» **AVAILABLE DATA**
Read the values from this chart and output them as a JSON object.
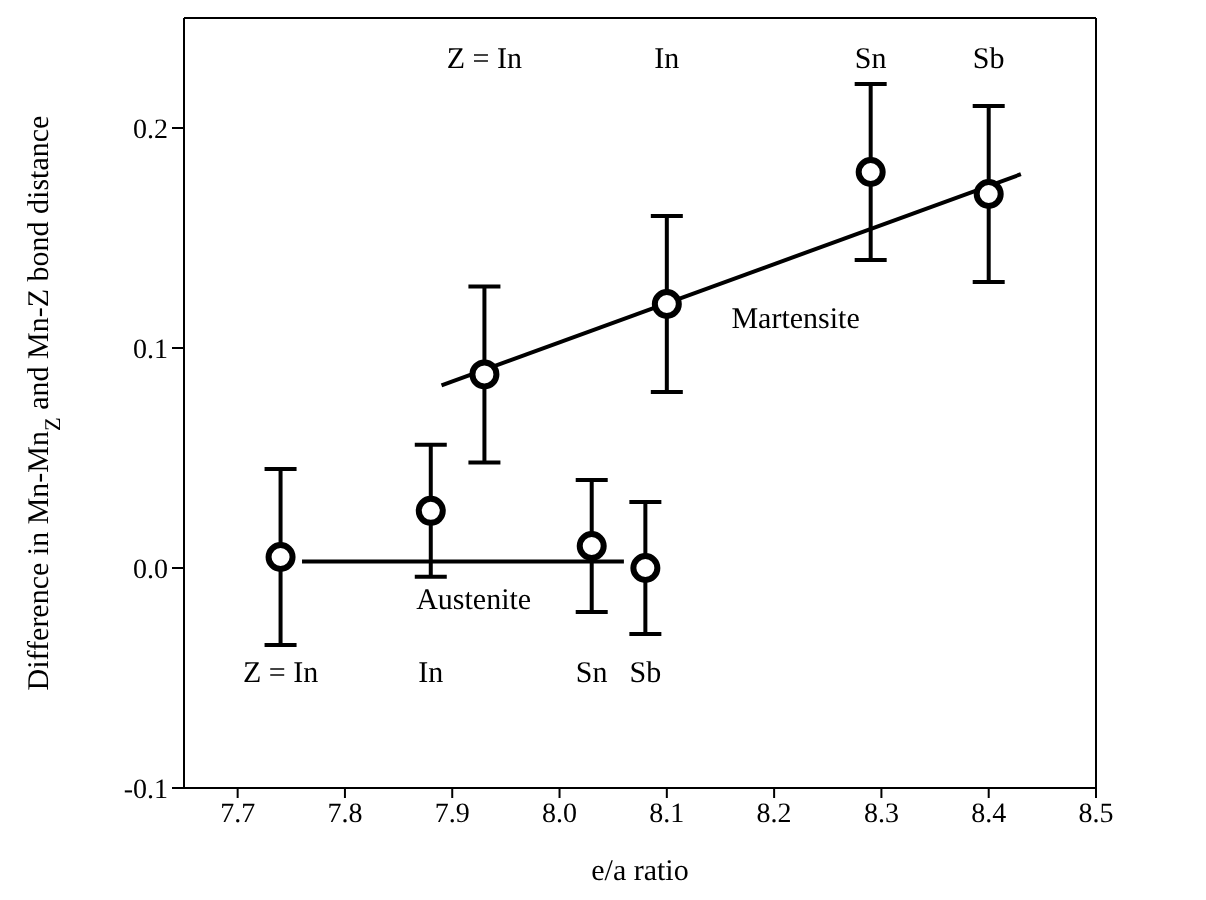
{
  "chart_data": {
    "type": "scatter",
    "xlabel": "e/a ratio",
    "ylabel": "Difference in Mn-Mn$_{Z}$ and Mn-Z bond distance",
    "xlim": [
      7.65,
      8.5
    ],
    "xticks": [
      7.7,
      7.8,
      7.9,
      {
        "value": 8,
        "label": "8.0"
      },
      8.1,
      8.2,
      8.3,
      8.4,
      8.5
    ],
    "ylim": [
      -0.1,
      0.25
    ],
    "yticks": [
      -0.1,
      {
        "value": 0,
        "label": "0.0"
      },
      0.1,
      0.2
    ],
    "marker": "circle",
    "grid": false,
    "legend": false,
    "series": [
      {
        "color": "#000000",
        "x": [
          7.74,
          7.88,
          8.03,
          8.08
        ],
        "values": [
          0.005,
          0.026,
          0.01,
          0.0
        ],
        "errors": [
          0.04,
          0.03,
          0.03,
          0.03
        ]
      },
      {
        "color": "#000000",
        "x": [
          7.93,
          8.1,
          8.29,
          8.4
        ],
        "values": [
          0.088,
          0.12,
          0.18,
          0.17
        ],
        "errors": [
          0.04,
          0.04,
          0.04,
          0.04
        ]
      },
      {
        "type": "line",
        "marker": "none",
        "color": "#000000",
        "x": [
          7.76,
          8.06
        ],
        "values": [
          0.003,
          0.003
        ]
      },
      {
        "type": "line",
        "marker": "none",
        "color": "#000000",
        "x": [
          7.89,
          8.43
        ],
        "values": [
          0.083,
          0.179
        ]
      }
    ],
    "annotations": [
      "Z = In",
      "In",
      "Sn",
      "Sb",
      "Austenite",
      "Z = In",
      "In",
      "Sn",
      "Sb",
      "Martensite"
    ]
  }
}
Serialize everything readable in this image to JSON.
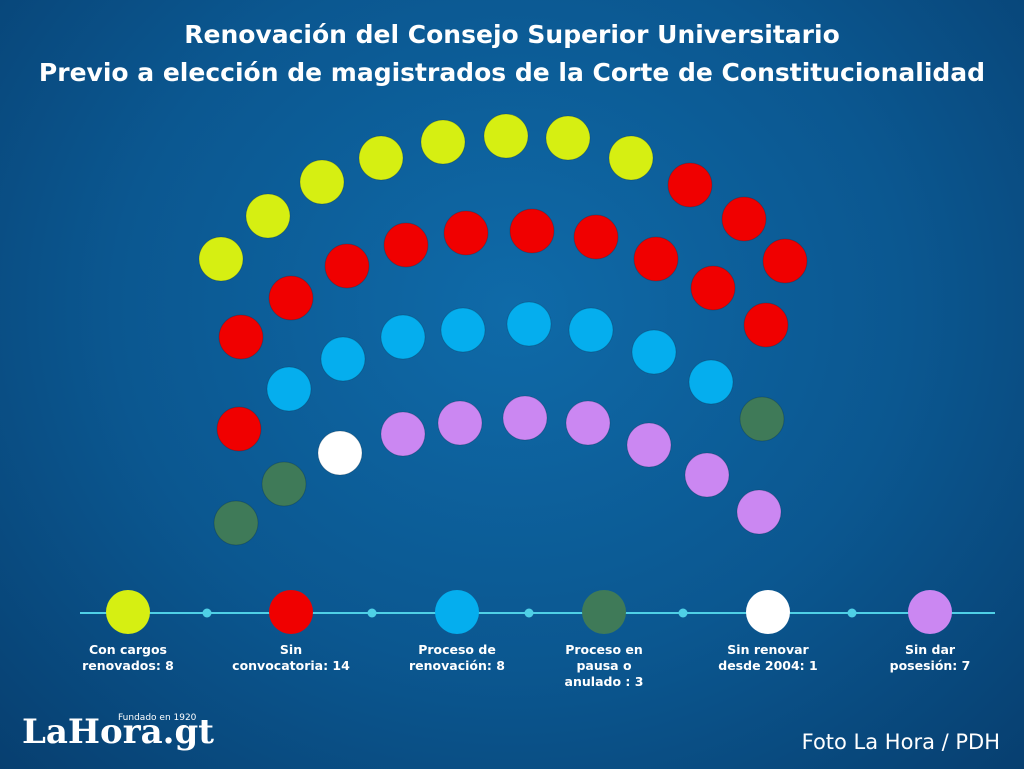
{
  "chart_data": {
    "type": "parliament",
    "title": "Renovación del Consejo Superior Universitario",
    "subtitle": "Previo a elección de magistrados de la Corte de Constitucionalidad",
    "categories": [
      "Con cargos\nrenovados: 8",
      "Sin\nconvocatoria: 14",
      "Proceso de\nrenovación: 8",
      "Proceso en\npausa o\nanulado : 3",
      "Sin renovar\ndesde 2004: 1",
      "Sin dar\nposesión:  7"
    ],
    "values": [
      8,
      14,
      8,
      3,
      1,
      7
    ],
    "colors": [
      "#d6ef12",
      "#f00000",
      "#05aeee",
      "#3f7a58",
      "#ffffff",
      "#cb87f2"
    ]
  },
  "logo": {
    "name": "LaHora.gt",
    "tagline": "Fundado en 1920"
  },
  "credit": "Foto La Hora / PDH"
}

» **WORK REQUIRED**
Starting from the line where "Serialize everything readable" appears, copy every line through the end of the material, both ends included, but no pictures.

» **TASK RESPONSE**
Serialize everything readable in this image to JSON.
{
  "chart_data": {
    "type": "parliament",
    "title": "Renovación del Consejo Superior Universitario",
    "subtitle": "Previo a elección de magistrados de la Corte de Constitucionalidad",
    "categories": [
      "Con cargos\nrenovados: 8",
      "Sin\nconvocatoria: 14",
      "Proceso de\nrenovación: 8",
      "Proceso en\npausa o\nanulado : 3",
      "Sin renovar\ndesde 2004: 1",
      "Sin dar\nposesión:  7"
    ],
    "values": [
      8,
      14,
      8,
      3,
      1,
      7
    ],
    "colors": [
      "#d6ef12",
      "#f00000",
      "#05aeee",
      "#3f7a58",
      "#ffffff",
      "#cb87f2"
    ]
  },
  "logo": {
    "name": "LaHora.gt",
    "tagline": "Fundado en 1920"
  },
  "credit": "Foto La Hora / PDH"
}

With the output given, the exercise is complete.